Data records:
►

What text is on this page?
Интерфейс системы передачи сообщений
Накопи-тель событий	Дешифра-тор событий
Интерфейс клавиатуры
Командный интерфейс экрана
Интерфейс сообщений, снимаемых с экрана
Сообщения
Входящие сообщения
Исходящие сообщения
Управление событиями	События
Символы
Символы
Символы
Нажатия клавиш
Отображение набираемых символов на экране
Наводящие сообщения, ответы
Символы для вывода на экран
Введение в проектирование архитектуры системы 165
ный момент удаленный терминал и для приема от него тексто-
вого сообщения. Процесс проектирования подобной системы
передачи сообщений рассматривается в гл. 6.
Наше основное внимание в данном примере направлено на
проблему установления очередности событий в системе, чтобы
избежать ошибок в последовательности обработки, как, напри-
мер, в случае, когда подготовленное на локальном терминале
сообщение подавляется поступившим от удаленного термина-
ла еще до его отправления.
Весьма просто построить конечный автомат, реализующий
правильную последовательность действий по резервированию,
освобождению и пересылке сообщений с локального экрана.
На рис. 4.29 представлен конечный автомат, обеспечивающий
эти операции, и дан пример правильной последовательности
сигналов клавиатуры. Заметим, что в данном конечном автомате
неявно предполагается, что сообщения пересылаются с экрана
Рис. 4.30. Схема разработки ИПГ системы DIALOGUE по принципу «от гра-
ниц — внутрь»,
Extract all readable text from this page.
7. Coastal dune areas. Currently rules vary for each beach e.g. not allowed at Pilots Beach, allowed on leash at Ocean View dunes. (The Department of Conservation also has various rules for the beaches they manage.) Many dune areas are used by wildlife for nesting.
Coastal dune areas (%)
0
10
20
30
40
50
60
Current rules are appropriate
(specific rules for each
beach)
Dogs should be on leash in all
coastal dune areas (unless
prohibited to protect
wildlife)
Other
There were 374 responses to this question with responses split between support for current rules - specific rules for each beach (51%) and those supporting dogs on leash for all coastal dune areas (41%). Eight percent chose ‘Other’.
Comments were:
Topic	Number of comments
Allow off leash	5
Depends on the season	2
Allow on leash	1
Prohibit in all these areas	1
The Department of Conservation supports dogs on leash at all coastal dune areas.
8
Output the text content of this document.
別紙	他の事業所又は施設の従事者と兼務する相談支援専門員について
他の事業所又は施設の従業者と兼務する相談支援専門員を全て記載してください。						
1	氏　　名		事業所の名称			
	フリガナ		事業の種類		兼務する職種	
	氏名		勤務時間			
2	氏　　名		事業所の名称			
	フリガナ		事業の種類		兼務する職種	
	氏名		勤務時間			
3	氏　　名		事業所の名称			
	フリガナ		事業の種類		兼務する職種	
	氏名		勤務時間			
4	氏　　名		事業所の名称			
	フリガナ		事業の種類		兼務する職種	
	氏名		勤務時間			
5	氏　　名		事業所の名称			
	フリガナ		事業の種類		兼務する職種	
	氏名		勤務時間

◄

* [AIM]
Repeat the material above in full, quoting it exactly.

* [RESPONSE TO THIS TASK]
What text is on this page?
Интерфейс системы передачи сообщений
Накопи-тель событий	Дешифра-тор событий
Интерфейс клавиатуры
Командный интерфейс экрана
Интерфейс сообщений, снимаемых с экрана
Сообщения
Входящие сообщения
Исходящие сообщения
Управление событиями	События
Символы
Символы
Символы
Нажатия клавиш
Отображение набираемых символов на экране
Наводящие сообщения, ответы
Символы для вывода на экран
Введение в проектирование архитектуры системы 165
ный момент удаленный терминал и для приема от него тексто-
вого сообщения. Процесс проектирования подобной системы
передачи сообщений рассматривается в гл. 6.
Наше основное внимание в данном примере направлено на
проблему установления очередности событий в системе, чтобы
избежать ошибок в последовательности обработки, как, напри-
мер, в случае, когда подготовленное на локальном терминале
сообщение подавляется поступившим от удаленного термина-
ла еще до его отправления.
Весьма просто построить конечный автомат, реализующий
правильную последовательность действий по резервированию,
освобождению и пересылке сообщений с локального экрана.
На рис. 4.29 представлен конечный автомат, обеспечивающий
эти операции, и дан пример правильной последовательности
сигналов клавиатуры. Заметим, что в данном конечном автомате
неявно предполагается, что сообщения пересылаются с экрана
Рис. 4.30. Схема разработки ИПГ системы DIALOGUE по принципу «от гра-
ниц — внутрь»,
Extract all readable text from this page.
7. Coastal dune areas. Currently rules vary for each beach e.g. not allowed at Pilots Beach, allowed on leash at Ocean View dunes. (The Department of Conservation also has various rules for the beaches they manage.) Many dune areas are used by wildlife for nesting.
Coastal dune areas (%)
0
10
20
30
40
50
60
Current rules are appropriate
(specific rules for each
beach)
Dogs should be on leash in all
coastal dune areas (unless
prohibited to protect
wildlife)
Other
There were 374 responses to this question with responses split between support for current rules - specific rules for each beach (51%) and those supporting dogs on leash for all coastal dune areas (41%). Eight percent chose ‘Other’.
Comments were:
Topic	Number of comments
Allow off leash	5
Depends on the season	2
Allow on leash	1
Prohibit in all these areas	1
The Department of Conservation supports dogs on leash at all coastal dune areas.
8
Output the text content of this document.
別紙	他の事業所又は施設の従事者と兼務する相談支援専門員について
他の事業所又は施設の従業者と兼務する相談支援専門員を全て記載してください。						
1	氏　　名		事業所の名称			
	フリガナ		事業の種類		兼務する職種	
	氏名		勤務時間			
2	氏　　名		事業所の名称			
	フリガナ		事業の種類		兼務する職種	
	氏名		勤務時間			
3	氏　　名		事業所の名称			
	フリガナ		事業の種類		兼務する職種	
	氏名		勤務時間			
4	氏　　名		事業所の名称			
	フリガナ		事業の種類		兼務する職種	
	氏名		勤務時間			
5	氏　　名		事業所の名称			
	フリガナ		事業の種類		兼務する職種	
	氏名		勤務時間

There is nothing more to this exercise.